REQUEST: Search the records that follow and extract every line containing the string "Ibidem".

[start]

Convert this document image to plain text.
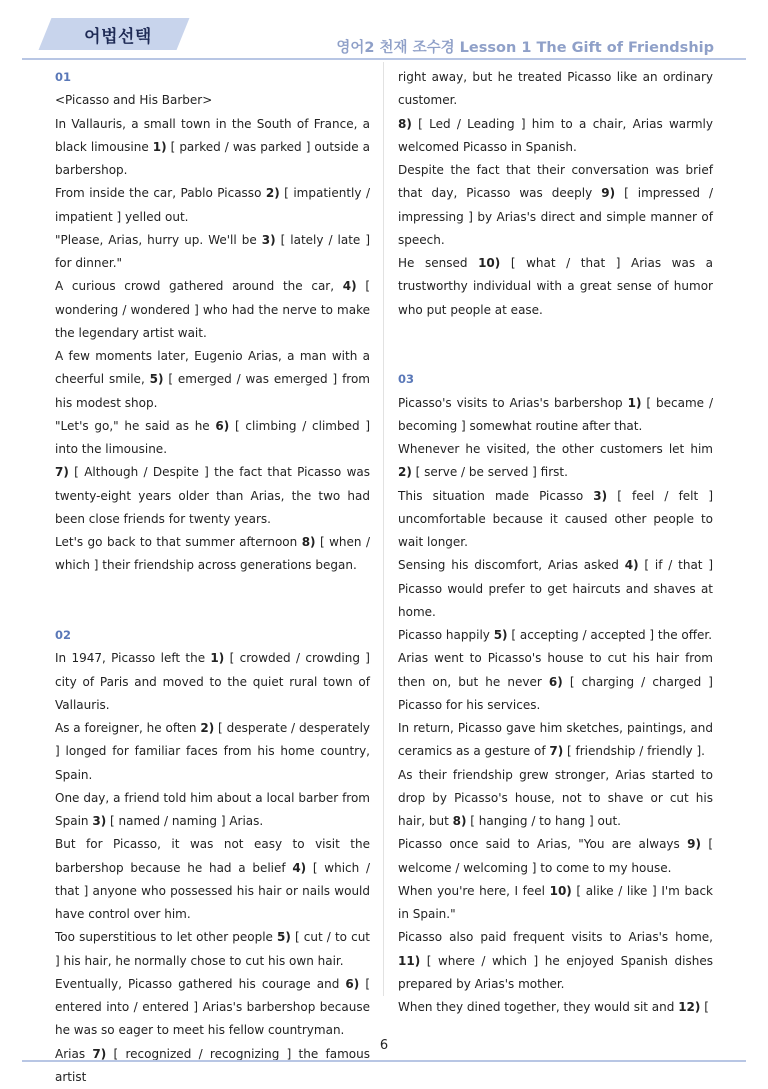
어법선택
영어2 천재 조수경 Lesson 1 The Gift of Friendship
01
<Picasso and His Barber>
In Vallauris, a small town in the South of France, a black limousine 1) [ parked / was parked ] outside a barbershop.
From inside the car, Pablo Picasso 2) [ impatiently / impatient ] yelled out.
"Please, Arias, hurry up. We'll be 3) [ lately / late ] for dinner."
A curious crowd gathered around the car, 4) [ wondering / wondered ] who had the nerve to make the legendary artist wait.
A few moments later, Eugenio Arias, a man with a cheerful smile, 5) [ emerged / was emerged ] from his modest shop.
"Let's go," he said as he 6) [ climbing / climbed ] into the limousine.
7) [ Although / Despite ] the fact that Picasso was twenty-eight years older than Arias, the two had been close friends for twenty years.
Let's go back to that summer afternoon 8) [ when / which ] their friendship across generations began.
02
In 1947, Picasso left the 1) [ crowded / crowding ] city of Paris and moved to the quiet rural town of Vallauris.
As a foreigner, he often 2) [ desperate / desperately ] longed for familiar faces from his home country, Spain.
One day, a friend told him about a local barber from Spain 3) [ named / naming ] Arias.
But for Picasso, it was not easy to visit the barbershop because he had a belief 4) [ which / that ] anyone who possessed his hair or nails would have control over him.
Too superstitious to let other people 5) [ cut / to cut ] his hair, he normally chose to cut his own hair.
Eventually, Picasso gathered his courage and 6) [ entered into / entered ] Arias's barbershop because he was so eager to meet his fellow countryman.
Arias 7) [ recognized / recognizing ] the famous artist
right away, but he treated Picasso like an ordinary customer.
8) [ Led / Leading ] him to a chair, Arias warmly welcomed Picasso in Spanish.
Despite the fact that their conversation was brief that day, Picasso was deeply 9) [ impressed / impressing ] by Arias's direct and simple manner of speech.
He sensed 10) [ what / that ] Arias was a trustworthy individual with a great sense of humor who put people at ease.
03
Picasso's visits to Arias's barbershop 1) [ became / becoming ] somewhat routine after that.
Whenever he visited, the other customers let him 2) [ serve / be served ] first.
This situation made Picasso 3) [ feel / felt ] uncomfortable because it caused other people to wait longer.
Sensing his discomfort, Arias asked 4) [ if / that ] Picasso would prefer to get haircuts and shaves at home.
Picasso happily 5) [ accepting / accepted ] the offer.
Arias went to Picasso's house to cut his hair from then on, but he never 6) [ charging / charged ] Picasso for his services.
In return, Picasso gave him sketches, paintings, and ceramics as a gesture of 7) [ friendship / friendly ].
As their friendship grew stronger, Arias started to drop by Picasso's house, not to shave or cut his hair, but 8) [ hanging / to hang ] out.
Picasso once said to Arias, "You are always 9) [ welcome / welcoming ] to come to my house.
When you're here, I feel 10) [ alike / like ] I'm back in Spain."
Picasso also paid frequent visits to Arias's home, 11) [ where / which ] he enjoyed Spanish dishes prepared by Arias's mother.
When they dined together, they would sit and 12) [
6
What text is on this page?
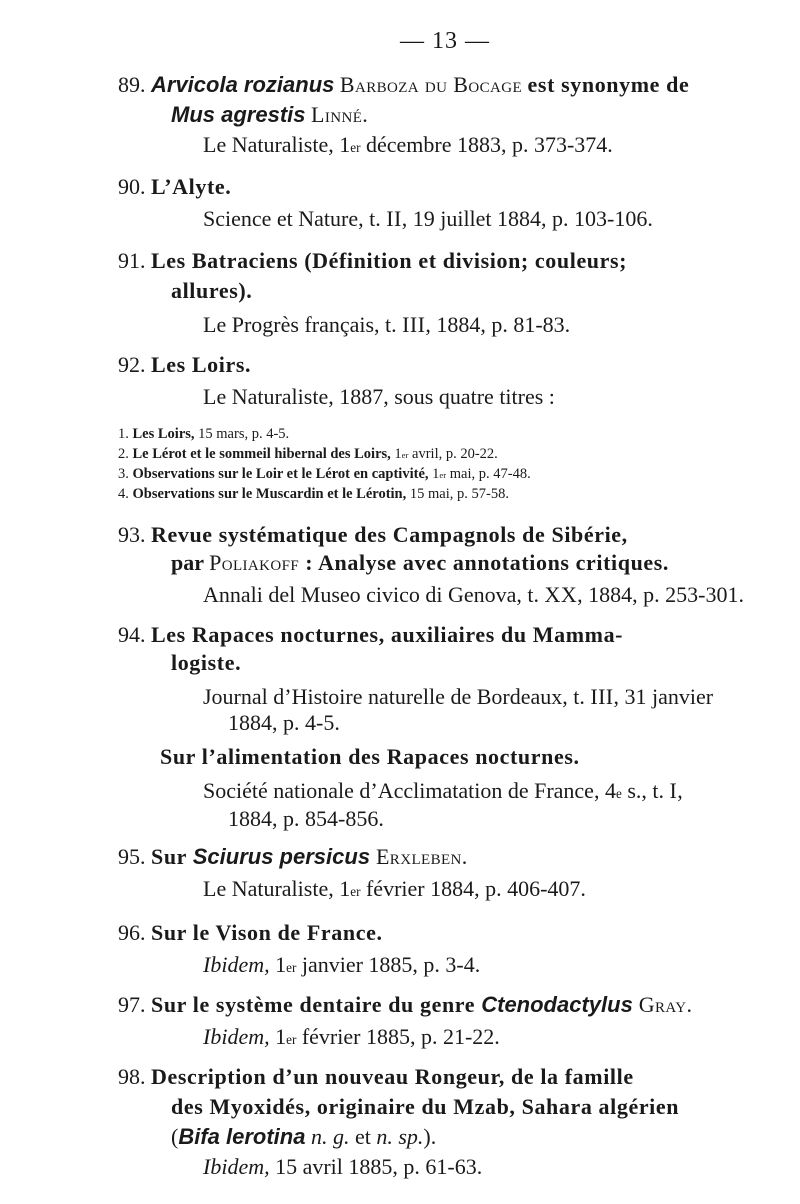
— 13 —
89. Arvicola rozianus Barboza du Bocage est synonyme de
Mus agrestis Linné.
Le Naturaliste, 1er décembre 1883, p. 373-374.
90. L’Alyte.
Science et Nature, t. II, 19 juillet 1884, p. 103-106.
91. Les Batraciens (Définition et division; couleurs;
allures).
Le Progrès français, t. III, 1884, p. 81-83.
92. Les Loirs.
Le Naturaliste, 1887, sous quatre titres :
1. Les Loirs, 15 mars, p. 4-5.
2. Le Lérot et le sommeil hibernal des Loirs, 1er avril, p. 20-22.
3. Observations sur le Loir et le Lérot en captivité, 1er mai, p. 47-48.
4. Observations sur le Muscardin et le Lérotin, 15 mai, p. 57-58.
93. Revue systématique des Campagnols de Sibérie,
par Poliakoff : Analyse avec annotations critiques.
Annali del Museo civico di Genova, t. XX, 1884, p. 253-301.
94. Les Rapaces nocturnes, auxiliaires du Mamma-
logiste.
Journal d’Histoire naturelle de Bordeaux, t. III, 31 janvier
1884, p. 4-5.
Sur l’alimentation des Rapaces nocturnes.
Société nationale d’Acclimatation de France, 4e s., t. I,
1884, p. 854-856.
95. Sur Sciurus persicus Erxleben.
Le Naturaliste, 1er février 1884, p. 406-407.
96. Sur le Vison de France.
Ibidem, 1er janvier 1885, p. 3-4.
97. Sur le système dentaire du genre Ctenodactylus Gray.
Ibidem, 1er février 1885, p. 21-22.
98. Description d’un nouveau Rongeur, de la famille
des Myoxidés, originaire du Mzab, Sahara algérien
(Bifa lerotina n. g. et n. sp.).
Ibidem, 15 avril 1885, p. 61-63.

[end]

REPLY:
Ibidem, 1er janvier 1885, p. 3-4.
Ibidem, 1er février 1885, p. 21-22.
Ibidem, 15 avril 1885, p. 61-63.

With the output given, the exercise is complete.